Given problem —
Keep only the lines of the data below that contain "name", and copy them.

[Some records]
----------
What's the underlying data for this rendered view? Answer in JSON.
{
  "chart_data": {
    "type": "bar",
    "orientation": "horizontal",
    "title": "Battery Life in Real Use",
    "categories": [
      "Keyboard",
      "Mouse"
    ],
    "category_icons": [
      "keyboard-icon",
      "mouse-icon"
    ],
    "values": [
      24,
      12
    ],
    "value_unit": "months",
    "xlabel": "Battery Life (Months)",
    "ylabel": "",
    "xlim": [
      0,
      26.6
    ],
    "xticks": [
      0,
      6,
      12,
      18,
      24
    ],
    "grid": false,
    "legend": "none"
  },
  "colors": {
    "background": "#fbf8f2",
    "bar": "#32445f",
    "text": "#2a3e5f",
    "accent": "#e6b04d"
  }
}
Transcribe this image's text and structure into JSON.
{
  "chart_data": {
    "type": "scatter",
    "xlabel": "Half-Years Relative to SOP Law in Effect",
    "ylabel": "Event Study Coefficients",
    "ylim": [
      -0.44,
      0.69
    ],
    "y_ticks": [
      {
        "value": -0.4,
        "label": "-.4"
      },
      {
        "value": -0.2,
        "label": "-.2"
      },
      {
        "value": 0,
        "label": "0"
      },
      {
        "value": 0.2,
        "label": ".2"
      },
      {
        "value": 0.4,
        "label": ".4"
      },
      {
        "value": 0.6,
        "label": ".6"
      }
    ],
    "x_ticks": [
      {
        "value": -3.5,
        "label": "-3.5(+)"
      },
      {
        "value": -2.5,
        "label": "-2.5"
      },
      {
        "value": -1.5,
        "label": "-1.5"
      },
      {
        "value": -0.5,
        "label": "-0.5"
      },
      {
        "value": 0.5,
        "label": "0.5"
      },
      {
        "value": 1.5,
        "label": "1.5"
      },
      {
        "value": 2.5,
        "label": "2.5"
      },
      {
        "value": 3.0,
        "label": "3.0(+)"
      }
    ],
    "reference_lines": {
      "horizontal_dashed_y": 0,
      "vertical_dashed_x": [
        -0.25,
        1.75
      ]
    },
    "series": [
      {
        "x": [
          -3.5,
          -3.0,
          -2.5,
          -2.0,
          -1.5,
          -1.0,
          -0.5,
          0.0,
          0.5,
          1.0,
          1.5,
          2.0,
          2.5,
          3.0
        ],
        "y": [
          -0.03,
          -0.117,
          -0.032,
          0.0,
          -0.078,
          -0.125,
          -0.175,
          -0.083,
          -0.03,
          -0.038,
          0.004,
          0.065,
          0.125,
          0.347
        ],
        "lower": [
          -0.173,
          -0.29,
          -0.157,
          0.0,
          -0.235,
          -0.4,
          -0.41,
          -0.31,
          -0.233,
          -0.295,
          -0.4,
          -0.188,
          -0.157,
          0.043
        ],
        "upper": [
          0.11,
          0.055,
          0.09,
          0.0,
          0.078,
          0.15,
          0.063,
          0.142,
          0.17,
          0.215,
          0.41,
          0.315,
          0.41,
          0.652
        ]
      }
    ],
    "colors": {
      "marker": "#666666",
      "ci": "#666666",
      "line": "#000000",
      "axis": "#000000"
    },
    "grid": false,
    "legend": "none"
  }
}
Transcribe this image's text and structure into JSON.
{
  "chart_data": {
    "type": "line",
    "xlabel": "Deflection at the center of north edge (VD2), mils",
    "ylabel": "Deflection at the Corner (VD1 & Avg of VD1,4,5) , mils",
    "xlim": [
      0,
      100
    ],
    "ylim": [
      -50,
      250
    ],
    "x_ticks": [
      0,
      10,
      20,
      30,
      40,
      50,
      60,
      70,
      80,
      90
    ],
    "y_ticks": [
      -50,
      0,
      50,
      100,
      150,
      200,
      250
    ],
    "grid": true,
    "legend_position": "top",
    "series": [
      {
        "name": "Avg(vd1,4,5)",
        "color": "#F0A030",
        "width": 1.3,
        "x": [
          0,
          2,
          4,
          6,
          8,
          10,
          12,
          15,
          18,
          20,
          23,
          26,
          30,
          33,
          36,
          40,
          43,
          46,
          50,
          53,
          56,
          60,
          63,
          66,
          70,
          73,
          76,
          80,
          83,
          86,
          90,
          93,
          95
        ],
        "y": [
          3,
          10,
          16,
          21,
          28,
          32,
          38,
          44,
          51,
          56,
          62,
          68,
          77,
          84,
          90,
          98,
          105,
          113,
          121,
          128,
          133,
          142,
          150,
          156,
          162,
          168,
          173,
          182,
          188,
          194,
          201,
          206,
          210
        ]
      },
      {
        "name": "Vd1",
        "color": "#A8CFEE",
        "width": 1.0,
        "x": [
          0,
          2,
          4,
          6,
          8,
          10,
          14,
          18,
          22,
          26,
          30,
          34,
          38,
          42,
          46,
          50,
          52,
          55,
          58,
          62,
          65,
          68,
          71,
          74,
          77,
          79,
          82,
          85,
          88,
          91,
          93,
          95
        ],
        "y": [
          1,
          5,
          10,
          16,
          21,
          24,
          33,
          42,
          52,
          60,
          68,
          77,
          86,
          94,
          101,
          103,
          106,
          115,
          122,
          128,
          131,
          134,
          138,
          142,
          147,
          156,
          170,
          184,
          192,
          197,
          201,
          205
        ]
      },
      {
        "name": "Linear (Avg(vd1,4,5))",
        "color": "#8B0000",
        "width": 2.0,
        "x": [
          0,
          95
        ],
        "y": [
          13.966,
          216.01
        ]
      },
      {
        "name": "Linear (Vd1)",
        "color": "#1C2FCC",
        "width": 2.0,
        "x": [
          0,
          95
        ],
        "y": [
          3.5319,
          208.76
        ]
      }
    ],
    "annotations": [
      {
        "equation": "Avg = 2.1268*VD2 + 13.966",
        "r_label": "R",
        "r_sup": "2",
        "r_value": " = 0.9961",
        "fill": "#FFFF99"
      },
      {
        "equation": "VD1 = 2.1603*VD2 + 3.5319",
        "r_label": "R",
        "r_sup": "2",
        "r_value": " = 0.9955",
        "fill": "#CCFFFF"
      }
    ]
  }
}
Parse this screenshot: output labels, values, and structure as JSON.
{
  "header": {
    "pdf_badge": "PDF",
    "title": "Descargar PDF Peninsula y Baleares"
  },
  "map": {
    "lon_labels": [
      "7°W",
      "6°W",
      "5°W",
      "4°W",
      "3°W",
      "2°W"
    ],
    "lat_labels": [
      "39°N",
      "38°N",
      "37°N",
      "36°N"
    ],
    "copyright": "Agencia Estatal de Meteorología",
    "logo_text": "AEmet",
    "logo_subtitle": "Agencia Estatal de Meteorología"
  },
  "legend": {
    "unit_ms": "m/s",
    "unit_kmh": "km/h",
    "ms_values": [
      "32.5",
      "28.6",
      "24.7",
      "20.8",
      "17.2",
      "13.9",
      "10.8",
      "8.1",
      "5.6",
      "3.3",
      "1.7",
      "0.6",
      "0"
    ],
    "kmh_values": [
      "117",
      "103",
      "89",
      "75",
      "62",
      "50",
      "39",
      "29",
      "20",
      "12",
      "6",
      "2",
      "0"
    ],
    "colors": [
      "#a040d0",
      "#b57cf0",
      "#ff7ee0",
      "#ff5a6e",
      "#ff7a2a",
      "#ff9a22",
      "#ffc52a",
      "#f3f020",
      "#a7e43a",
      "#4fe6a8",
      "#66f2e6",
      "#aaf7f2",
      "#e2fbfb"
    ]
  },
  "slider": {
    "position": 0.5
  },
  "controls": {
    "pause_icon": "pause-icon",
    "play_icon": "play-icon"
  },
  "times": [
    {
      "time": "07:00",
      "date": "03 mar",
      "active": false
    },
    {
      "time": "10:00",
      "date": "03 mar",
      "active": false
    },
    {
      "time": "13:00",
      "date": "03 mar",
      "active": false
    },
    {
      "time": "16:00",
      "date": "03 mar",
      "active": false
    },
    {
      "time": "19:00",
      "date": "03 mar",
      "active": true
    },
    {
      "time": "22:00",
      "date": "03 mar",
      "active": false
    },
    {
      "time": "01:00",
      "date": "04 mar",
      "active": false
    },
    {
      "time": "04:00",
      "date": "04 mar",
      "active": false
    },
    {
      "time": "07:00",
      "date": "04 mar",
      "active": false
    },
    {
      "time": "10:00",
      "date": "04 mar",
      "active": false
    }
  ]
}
----------
Exercise answer —
        "name": "Avg(vd1,4,5)",
        "name": "Vd1",
        "name": "Linear (Avg(vd1,4,5))",
        "name": "Linear (Vd1)",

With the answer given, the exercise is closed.